[start DATASET EXTRACT]

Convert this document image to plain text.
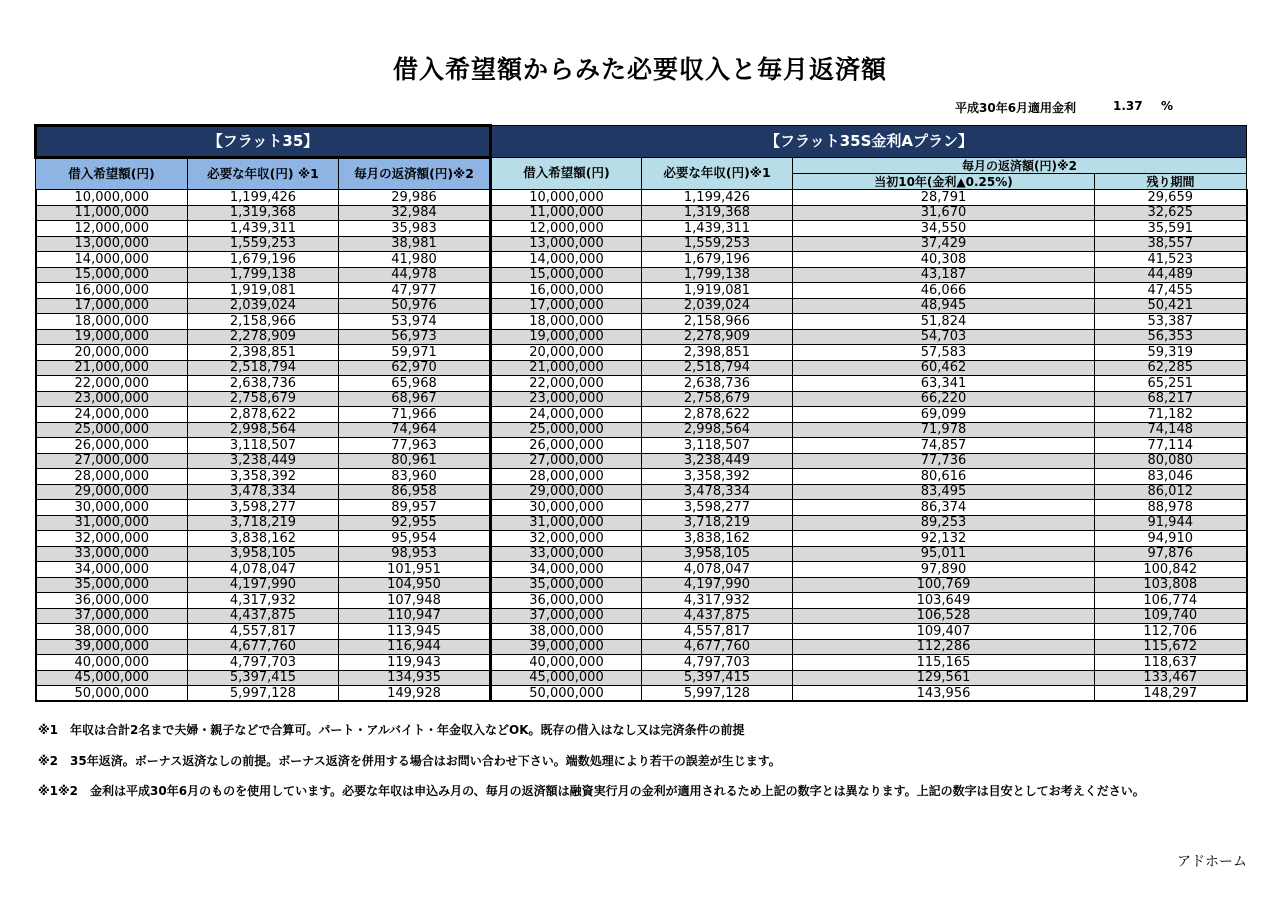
借入希望額からみた必要収入と毎月返済額
平成30年6月適用金利	1.37	%
【フラット35】			【フラット35S金利Aプラン】			
借入希望額(円)	必要な年収(円) ※1	毎月の返済額(円)※2	借入希望額(円)	必要な年収(円)※1	毎月の返済額(円)※2	
					当初10年(金利▲0.25%)	残り期間
10,000,000	1,199,426	29,986	10,000,000	1,199,426	28,791	29,659
11,000,000	1,319,368	32,984	11,000,000	1,319,368	31,670	32,625
12,000,000	1,439,311	35,983	12,000,000	1,439,311	34,550	35,591
13,000,000	1,559,253	38,981	13,000,000	1,559,253	37,429	38,557
14,000,000	1,679,196	41,980	14,000,000	1,679,196	40,308	41,523
15,000,000	1,799,138	44,978	15,000,000	1,799,138	43,187	44,489
16,000,000	1,919,081	47,977	16,000,000	1,919,081	46,066	47,455
17,000,000	2,039,024	50,976	17,000,000	2,039,024	48,945	50,421
18,000,000	2,158,966	53,974	18,000,000	2,158,966	51,824	53,387
19,000,000	2,278,909	56,973	19,000,000	2,278,909	54,703	56,353
20,000,000	2,398,851	59,971	20,000,000	2,398,851	57,583	59,319
21,000,000	2,518,794	62,970	21,000,000	2,518,794	60,462	62,285
22,000,000	2,638,736	65,968	22,000,000	2,638,736	63,341	65,251
23,000,000	2,758,679	68,967	23,000,000	2,758,679	66,220	68,217
24,000,000	2,878,622	71,966	24,000,000	2,878,622	69,099	71,182
25,000,000	2,998,564	74,964	25,000,000	2,998,564	71,978	74,148
26,000,000	3,118,507	77,963	26,000,000	3,118,507	74,857	77,114
27,000,000	3,238,449	80,961	27,000,000	3,238,449	77,736	80,080
28,000,000	3,358,392	83,960	28,000,000	3,358,392	80,616	83,046
29,000,000	3,478,334	86,958	29,000,000	3,478,334	83,495	86,012
30,000,000	3,598,277	89,957	30,000,000	3,598,277	86,374	88,978
31,000,000	3,718,219	92,955	31,000,000	3,718,219	89,253	91,944
32,000,000	3,838,162	95,954	32,000,000	3,838,162	92,132	94,910
33,000,000	3,958,105	98,953	33,000,000	3,958,105	95,011	97,876
34,000,000	4,078,047	101,951	34,000,000	4,078,047	97,890	100,842
35,000,000	4,197,990	104,950	35,000,000	4,197,990	100,769	103,808
36,000,000	4,317,932	107,948	36,000,000	4,317,932	103,649	106,774
37,000,000	4,437,875	110,947	37,000,000	4,437,875	106,528	109,740
38,000,000	4,557,817	113,945	38,000,000	4,557,817	109,407	112,706
39,000,000	4,677,760	116,944	39,000,000	4,677,760	112,286	115,672
40,000,000	4,797,703	119,943	40,000,000	4,797,703	115,165	118,637
45,000,000	5,397,415	134,935	45,000,000	5,397,415	129,561	133,467
50,000,000	5,997,128	149,928	50,000,000	5,997,128	143,956	148,297
※1　年収は合計2名まで夫婦・親子などで合算可。パート・アルバイト・年金収入などOK。既存の借入はなし又は完済条件の前提
※2　35年返済。ボーナス返済なしの前提。ボーナス返済を併用する場合はお問い合わせ下さい。端数処理により若干の誤差が生じます。
※1※2　金利は平成30年6月のものを使用しています。必要な年収は申込み月の、毎月の返済額は融資実行月の金利が適用されるため上記の数字とは異なります。上記の数字は目安としてお考えください。
アドホーム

[end DATASET EXTRACT]

Copy the whole of the material above exactly, but not its images.

Convert this document image to plain text.
借入希望額からみた必要収入と毎月返済額
平成30年6月適用金利	1.37	%
【フラット35】			【フラット35S金利Aプラン】			
借入希望額(円)	必要な年収(円) ※1	毎月の返済額(円)※2	借入希望額(円)	必要な年収(円)※1	毎月の返済額(円)※2	
					当初10年(金利▲0.25%)	残り期間
10,000,000	1,199,426	29,986	10,000,000	1,199,426	28,791	29,659
11,000,000	1,319,368	32,984	11,000,000	1,319,368	31,670	32,625
12,000,000	1,439,311	35,983	12,000,000	1,439,311	34,550	35,591
13,000,000	1,559,253	38,981	13,000,000	1,559,253	37,429	38,557
14,000,000	1,679,196	41,980	14,000,000	1,679,196	40,308	41,523
15,000,000	1,799,138	44,978	15,000,000	1,799,138	43,187	44,489
16,000,000	1,919,081	47,977	16,000,000	1,919,081	46,066	47,455
17,000,000	2,039,024	50,976	17,000,000	2,039,024	48,945	50,421
18,000,000	2,158,966	53,974	18,000,000	2,158,966	51,824	53,387
19,000,000	2,278,909	56,973	19,000,000	2,278,909	54,703	56,353
20,000,000	2,398,851	59,971	20,000,000	2,398,851	57,583	59,319
21,000,000	2,518,794	62,970	21,000,000	2,518,794	60,462	62,285
22,000,000	2,638,736	65,968	22,000,000	2,638,736	63,341	65,251
23,000,000	2,758,679	68,967	23,000,000	2,758,679	66,220	68,217
24,000,000	2,878,622	71,966	24,000,000	2,878,622	69,099	71,182
25,000,000	2,998,564	74,964	25,000,000	2,998,564	71,978	74,148
26,000,000	3,118,507	77,963	26,000,000	3,118,507	74,857	77,114
27,000,000	3,238,449	80,961	27,000,000	3,238,449	77,736	80,080
28,000,000	3,358,392	83,960	28,000,000	3,358,392	80,616	83,046
29,000,000	3,478,334	86,958	29,000,000	3,478,334	83,495	86,012
30,000,000	3,598,277	89,957	30,000,000	3,598,277	86,374	88,978
31,000,000	3,718,219	92,955	31,000,000	3,718,219	89,253	91,944
32,000,000	3,838,162	95,954	32,000,000	3,838,162	92,132	94,910
33,000,000	3,958,105	98,953	33,000,000	3,958,105	95,011	97,876
34,000,000	4,078,047	101,951	34,000,000	4,078,047	97,890	100,842
35,000,000	4,197,990	104,950	35,000,000	4,197,990	100,769	103,808
36,000,000	4,317,932	107,948	36,000,000	4,317,932	103,649	106,774
37,000,000	4,437,875	110,947	37,000,000	4,437,875	106,528	109,740
38,000,000	4,557,817	113,945	38,000,000	4,557,817	109,407	112,706
39,000,000	4,677,760	116,944	39,000,000	4,677,760	112,286	115,672
40,000,000	4,797,703	119,943	40,000,000	4,797,703	115,165	118,637
45,000,000	5,397,415	134,935	45,000,000	5,397,415	129,561	133,467
50,000,000	5,997,128	149,928	50,000,000	5,997,128	143,956	148,297
※1　年収は合計2名まで夫婦・親子などで合算可。パート・アルバイト・年金収入などOK。既存の借入はなし又は完済条件の前提
※2　35年返済。ボーナス返済なしの前提。ボーナス返済を併用する場合はお問い合わせ下さい。端数処理により若干の誤差が生じます。
※1※2　金利は平成30年6月のものを使用しています。必要な年収は申込み月の、毎月の返済額は融資実行月の金利が適用されるため上記の数字とは異なります。上記の数字は目安としてお考えください。
アドホーム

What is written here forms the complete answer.